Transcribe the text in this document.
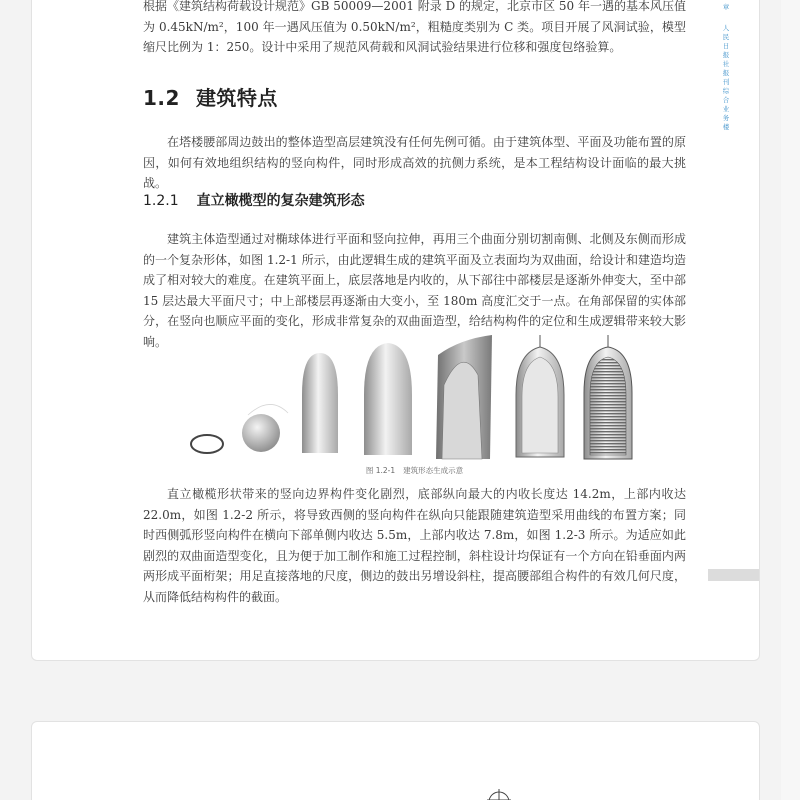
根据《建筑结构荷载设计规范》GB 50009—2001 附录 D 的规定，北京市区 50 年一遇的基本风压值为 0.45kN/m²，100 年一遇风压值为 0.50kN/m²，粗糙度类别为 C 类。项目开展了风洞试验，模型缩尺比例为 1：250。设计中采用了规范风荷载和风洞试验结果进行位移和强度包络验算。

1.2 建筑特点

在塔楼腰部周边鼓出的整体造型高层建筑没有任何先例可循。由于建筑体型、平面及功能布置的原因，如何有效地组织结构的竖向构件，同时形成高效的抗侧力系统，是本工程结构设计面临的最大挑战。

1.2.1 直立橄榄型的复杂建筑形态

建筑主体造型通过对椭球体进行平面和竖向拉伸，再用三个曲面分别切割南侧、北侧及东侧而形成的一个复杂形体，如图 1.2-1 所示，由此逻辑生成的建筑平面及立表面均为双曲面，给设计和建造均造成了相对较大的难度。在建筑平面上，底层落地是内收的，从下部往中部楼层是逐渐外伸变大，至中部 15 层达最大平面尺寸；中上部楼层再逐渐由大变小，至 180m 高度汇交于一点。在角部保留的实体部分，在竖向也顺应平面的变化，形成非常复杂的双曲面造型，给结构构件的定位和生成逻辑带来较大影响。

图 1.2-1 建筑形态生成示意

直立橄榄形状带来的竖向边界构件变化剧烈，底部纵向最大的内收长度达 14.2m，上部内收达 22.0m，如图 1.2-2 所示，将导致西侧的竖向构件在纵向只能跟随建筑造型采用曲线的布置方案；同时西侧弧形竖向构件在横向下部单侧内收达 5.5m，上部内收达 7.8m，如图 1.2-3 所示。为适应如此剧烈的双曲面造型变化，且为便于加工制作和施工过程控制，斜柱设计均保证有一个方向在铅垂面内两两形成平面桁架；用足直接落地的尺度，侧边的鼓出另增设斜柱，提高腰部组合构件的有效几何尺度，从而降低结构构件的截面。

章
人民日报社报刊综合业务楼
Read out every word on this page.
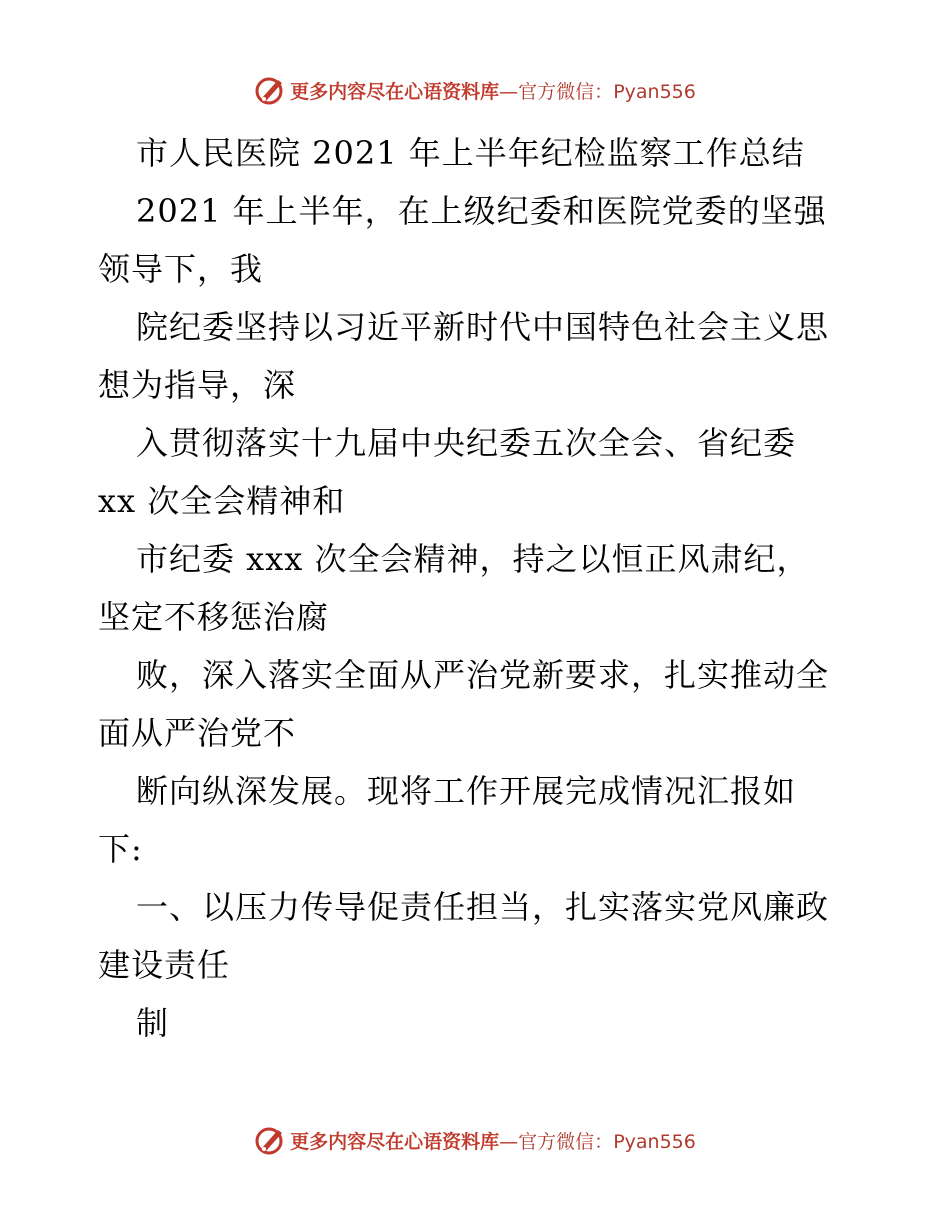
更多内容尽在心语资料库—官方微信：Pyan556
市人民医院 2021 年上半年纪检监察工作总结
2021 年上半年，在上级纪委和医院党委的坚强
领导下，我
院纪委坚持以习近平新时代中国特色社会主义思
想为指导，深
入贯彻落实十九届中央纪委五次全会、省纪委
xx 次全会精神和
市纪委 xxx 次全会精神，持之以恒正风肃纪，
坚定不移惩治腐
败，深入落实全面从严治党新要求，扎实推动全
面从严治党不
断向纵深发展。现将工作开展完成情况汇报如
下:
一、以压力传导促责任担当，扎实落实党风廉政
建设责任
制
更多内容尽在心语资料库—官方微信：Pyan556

******************************

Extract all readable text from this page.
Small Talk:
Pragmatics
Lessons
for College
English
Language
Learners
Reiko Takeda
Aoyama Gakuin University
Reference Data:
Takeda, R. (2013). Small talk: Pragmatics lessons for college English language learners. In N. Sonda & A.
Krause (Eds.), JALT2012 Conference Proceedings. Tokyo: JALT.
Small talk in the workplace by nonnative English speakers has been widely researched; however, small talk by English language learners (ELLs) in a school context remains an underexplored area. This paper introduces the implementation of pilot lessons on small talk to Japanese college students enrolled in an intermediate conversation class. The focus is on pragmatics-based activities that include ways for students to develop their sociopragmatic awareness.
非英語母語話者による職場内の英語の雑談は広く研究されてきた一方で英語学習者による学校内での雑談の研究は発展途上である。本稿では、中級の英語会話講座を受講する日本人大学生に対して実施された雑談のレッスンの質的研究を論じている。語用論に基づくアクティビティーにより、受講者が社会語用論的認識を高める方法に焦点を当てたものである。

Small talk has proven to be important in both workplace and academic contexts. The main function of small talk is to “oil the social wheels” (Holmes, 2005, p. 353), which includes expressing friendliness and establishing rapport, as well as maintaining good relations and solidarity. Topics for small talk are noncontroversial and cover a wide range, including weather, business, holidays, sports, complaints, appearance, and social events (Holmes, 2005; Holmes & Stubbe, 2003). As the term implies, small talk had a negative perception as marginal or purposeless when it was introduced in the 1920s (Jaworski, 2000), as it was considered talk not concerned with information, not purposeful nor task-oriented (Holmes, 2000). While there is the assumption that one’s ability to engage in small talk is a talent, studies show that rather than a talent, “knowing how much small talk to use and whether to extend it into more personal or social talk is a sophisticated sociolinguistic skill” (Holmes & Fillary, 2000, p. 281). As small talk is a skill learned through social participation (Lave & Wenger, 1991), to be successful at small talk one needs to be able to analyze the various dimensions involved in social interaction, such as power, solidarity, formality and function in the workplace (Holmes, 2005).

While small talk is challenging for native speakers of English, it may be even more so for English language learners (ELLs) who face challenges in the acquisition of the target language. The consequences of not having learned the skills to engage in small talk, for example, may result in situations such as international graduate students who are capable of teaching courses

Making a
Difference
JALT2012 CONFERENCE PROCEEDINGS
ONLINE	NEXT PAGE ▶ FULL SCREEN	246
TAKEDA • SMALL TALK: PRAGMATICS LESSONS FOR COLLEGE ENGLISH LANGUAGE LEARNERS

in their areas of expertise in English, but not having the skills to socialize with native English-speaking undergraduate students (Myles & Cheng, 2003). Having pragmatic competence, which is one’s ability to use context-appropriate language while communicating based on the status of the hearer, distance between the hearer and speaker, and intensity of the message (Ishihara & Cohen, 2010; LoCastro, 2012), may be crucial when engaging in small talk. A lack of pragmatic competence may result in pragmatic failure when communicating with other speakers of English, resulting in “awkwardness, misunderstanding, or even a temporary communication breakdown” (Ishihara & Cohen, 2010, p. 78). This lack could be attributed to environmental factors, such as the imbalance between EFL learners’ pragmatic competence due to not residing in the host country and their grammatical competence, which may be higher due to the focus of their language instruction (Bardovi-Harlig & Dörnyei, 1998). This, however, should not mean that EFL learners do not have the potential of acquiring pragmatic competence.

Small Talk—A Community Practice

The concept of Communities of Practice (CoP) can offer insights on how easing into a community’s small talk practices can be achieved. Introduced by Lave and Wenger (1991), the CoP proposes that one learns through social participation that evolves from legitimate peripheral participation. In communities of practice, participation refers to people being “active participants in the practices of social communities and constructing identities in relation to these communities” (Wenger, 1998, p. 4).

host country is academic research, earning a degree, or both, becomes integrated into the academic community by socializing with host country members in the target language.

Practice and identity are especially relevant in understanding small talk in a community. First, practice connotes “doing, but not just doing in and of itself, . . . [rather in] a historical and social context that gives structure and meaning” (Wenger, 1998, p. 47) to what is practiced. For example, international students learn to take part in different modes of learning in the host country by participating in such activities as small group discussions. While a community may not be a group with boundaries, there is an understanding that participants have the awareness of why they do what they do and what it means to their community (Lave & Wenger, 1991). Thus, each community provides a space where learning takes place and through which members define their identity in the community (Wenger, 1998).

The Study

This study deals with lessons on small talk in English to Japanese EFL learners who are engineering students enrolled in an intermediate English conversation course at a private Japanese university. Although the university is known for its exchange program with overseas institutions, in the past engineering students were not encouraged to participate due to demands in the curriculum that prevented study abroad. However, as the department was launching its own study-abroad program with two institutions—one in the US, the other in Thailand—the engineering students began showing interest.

******************************

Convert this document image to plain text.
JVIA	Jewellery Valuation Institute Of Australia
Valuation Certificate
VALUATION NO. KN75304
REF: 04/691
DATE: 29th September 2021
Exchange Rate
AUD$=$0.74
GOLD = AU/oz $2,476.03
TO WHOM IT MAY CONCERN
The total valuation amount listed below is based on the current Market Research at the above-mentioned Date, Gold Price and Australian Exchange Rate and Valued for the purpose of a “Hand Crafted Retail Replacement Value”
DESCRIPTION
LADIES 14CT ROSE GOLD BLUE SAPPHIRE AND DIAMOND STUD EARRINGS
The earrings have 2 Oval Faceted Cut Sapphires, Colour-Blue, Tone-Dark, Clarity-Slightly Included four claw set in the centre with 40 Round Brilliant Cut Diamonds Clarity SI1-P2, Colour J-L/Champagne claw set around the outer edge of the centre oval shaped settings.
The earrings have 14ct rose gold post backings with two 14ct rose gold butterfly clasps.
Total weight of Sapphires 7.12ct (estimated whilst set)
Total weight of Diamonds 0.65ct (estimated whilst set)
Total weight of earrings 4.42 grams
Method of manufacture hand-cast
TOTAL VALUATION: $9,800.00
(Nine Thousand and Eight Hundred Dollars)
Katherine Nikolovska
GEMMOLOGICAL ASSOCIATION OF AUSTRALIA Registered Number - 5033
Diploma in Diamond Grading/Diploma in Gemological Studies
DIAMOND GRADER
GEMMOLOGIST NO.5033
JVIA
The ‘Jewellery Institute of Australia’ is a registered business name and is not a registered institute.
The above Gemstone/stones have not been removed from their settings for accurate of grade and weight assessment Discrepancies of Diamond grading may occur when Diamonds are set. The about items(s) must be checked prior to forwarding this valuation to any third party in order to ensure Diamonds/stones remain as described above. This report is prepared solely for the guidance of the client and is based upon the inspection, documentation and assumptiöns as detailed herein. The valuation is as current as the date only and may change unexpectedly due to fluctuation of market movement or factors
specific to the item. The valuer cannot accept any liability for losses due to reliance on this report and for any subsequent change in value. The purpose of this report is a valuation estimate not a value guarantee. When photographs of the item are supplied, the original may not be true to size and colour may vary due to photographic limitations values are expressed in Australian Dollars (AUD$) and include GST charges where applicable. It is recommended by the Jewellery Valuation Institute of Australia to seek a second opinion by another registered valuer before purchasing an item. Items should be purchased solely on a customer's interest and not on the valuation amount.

******************************

Take every line that includes the string "whilst" and copy it.

Total weight of Sapphires 7.12ct (estimated whilst set)
Total weight of Diamonds 0.65ct (estimated whilst set)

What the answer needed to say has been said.